* _EXERCISE DETAILS_:
Output only the count of lines that contain "Поддерживаются".

Records excerpted from a collection:

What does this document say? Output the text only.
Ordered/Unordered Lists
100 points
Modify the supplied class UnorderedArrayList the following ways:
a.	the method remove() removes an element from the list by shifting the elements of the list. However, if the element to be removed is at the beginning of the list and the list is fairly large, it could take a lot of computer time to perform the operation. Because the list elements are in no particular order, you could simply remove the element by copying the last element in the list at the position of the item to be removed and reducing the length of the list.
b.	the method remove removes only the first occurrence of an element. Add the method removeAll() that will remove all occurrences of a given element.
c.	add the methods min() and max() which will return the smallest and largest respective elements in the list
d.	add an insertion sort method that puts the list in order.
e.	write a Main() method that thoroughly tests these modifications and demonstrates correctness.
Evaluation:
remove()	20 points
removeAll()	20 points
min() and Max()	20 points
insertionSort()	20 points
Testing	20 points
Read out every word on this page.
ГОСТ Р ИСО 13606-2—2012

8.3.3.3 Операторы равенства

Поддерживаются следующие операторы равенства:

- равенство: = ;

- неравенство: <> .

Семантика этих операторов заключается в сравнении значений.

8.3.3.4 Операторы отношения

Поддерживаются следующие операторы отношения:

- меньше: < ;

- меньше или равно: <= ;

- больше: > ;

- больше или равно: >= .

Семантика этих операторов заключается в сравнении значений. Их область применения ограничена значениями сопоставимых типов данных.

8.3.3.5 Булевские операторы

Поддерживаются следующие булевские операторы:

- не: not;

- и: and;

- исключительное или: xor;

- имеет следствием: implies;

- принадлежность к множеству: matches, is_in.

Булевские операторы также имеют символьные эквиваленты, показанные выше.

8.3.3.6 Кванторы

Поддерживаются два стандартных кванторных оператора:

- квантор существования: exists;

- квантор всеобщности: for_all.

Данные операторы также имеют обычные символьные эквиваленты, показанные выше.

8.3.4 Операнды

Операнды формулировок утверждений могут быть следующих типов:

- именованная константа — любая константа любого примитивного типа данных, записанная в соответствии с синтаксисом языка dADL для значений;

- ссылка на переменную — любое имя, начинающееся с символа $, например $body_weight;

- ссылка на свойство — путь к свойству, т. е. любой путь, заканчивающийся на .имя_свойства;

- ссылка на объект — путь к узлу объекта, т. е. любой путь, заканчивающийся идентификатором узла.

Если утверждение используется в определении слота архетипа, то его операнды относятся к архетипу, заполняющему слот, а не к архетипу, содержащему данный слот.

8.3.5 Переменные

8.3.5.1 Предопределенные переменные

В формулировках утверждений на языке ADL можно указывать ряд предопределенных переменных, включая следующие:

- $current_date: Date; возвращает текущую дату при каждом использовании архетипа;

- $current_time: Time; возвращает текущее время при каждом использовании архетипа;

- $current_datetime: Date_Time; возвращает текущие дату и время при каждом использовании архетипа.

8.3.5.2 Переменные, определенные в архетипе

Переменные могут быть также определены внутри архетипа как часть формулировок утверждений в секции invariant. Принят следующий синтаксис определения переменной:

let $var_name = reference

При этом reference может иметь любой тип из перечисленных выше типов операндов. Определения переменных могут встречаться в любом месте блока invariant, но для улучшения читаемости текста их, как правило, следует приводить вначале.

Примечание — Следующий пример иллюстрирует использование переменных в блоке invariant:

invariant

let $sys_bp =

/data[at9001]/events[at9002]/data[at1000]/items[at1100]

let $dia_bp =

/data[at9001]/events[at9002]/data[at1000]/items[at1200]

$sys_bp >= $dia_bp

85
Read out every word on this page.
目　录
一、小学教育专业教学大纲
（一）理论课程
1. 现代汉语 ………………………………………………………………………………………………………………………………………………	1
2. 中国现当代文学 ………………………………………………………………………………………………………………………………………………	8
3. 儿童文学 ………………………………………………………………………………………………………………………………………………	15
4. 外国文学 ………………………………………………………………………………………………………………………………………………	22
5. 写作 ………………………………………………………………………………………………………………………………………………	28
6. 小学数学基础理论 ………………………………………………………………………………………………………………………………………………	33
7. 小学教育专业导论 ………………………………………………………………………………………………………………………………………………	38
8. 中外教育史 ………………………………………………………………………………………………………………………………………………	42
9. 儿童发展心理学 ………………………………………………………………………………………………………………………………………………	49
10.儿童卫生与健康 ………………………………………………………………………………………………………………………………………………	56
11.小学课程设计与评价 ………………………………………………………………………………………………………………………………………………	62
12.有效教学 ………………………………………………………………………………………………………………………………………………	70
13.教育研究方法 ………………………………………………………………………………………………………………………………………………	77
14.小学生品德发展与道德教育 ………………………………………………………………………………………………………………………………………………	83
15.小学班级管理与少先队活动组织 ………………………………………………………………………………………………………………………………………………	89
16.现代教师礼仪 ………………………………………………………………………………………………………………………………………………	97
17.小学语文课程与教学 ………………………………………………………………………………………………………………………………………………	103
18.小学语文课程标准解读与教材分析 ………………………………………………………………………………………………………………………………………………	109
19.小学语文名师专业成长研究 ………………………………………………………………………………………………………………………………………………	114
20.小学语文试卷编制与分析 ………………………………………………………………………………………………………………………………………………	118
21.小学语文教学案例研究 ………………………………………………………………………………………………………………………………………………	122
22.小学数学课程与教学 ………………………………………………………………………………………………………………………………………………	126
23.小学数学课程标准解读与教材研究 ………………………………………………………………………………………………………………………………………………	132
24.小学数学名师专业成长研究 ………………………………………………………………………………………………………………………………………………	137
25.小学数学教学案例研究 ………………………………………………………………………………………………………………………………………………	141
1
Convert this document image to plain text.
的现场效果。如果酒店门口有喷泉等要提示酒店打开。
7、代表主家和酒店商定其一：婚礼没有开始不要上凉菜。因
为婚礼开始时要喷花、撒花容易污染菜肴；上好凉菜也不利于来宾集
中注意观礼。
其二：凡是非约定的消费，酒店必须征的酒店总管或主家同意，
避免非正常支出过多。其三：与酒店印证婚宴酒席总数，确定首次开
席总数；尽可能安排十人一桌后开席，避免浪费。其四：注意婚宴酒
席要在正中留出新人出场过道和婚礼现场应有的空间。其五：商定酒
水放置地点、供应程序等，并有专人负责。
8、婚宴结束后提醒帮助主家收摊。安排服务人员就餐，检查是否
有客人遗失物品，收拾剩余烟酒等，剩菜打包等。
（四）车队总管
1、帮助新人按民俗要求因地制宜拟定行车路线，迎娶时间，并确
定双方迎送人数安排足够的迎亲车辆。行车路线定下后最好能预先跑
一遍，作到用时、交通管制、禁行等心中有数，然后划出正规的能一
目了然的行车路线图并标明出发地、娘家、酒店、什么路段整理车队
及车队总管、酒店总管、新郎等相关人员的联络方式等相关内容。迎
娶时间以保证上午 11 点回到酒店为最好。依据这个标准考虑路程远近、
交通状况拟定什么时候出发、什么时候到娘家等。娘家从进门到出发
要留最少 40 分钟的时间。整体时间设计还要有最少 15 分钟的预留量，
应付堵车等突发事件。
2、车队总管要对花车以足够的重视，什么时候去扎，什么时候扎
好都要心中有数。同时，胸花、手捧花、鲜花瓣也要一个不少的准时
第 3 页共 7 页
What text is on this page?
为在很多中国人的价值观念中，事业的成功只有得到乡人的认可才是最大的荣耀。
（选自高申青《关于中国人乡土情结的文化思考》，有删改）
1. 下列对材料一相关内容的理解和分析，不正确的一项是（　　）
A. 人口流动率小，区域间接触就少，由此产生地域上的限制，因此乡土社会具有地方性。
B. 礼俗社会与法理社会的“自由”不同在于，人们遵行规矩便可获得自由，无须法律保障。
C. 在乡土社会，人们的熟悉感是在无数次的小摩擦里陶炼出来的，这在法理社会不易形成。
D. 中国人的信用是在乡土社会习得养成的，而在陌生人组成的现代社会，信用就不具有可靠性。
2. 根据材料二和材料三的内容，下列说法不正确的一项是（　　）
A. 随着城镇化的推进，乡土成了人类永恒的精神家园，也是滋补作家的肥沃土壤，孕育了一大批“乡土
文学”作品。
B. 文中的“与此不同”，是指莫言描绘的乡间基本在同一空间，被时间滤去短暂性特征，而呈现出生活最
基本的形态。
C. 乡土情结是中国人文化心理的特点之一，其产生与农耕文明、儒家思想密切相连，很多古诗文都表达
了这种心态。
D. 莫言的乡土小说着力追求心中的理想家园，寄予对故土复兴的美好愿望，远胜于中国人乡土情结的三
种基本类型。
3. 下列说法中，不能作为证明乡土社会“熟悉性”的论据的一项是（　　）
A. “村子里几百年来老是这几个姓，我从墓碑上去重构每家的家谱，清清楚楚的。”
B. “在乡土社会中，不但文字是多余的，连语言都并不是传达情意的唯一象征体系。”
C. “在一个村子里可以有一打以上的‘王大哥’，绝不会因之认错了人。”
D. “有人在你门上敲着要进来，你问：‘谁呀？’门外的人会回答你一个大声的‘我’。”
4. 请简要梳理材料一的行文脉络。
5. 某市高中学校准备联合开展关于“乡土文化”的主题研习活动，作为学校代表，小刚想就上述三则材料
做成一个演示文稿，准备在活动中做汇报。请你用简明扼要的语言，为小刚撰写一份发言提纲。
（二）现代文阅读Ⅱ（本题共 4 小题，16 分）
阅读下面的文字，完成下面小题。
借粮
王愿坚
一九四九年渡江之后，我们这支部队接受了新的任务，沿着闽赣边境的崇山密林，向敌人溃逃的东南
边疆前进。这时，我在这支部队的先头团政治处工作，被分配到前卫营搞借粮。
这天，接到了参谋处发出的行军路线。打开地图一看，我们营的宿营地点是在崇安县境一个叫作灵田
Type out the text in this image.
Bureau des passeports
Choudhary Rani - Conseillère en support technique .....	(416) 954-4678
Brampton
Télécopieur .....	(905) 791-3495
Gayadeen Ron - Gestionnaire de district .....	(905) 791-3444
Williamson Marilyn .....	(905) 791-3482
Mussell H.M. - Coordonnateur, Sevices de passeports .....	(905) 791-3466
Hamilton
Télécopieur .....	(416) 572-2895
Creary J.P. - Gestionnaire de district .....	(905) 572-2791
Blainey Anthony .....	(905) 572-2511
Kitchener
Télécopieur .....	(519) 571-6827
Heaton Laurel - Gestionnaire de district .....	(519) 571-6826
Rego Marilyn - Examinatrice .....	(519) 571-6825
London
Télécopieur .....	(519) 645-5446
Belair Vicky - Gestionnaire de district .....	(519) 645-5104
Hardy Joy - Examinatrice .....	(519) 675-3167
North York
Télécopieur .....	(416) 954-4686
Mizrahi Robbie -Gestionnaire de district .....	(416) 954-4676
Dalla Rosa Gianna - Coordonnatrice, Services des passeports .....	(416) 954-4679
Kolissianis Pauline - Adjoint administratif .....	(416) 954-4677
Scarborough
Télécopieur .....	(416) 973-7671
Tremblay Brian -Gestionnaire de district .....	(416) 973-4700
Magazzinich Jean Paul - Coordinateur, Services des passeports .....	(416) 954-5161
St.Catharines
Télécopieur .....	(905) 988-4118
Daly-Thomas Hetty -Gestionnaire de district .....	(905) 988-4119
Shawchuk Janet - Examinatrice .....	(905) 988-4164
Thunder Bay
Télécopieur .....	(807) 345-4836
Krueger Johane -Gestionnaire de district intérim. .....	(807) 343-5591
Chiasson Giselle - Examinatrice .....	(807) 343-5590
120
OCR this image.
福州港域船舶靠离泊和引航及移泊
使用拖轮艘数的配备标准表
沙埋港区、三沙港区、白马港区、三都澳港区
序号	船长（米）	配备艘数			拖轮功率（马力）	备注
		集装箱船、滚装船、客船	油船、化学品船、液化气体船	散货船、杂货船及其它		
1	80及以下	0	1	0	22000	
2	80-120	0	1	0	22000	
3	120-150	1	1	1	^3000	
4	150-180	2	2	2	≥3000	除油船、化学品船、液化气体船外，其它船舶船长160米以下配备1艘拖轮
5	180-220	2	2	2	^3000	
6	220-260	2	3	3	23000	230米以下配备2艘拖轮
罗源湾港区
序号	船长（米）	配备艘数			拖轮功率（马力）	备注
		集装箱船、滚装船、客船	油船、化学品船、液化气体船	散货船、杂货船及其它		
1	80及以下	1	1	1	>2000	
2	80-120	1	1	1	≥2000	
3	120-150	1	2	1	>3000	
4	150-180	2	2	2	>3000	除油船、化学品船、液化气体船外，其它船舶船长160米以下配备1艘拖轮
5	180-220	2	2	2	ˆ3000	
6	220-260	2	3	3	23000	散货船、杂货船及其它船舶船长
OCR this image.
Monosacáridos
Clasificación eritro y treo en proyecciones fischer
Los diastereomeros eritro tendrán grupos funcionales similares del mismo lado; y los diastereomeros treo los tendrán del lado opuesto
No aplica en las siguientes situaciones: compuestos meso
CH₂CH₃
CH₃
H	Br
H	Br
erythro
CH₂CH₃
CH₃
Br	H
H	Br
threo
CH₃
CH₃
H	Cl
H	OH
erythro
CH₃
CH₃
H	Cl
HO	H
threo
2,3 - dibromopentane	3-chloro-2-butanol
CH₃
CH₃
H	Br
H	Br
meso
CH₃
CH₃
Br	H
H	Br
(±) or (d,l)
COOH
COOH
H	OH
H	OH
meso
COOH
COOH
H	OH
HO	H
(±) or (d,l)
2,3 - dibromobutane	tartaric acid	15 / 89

* _RESPONSE BELOW_:
4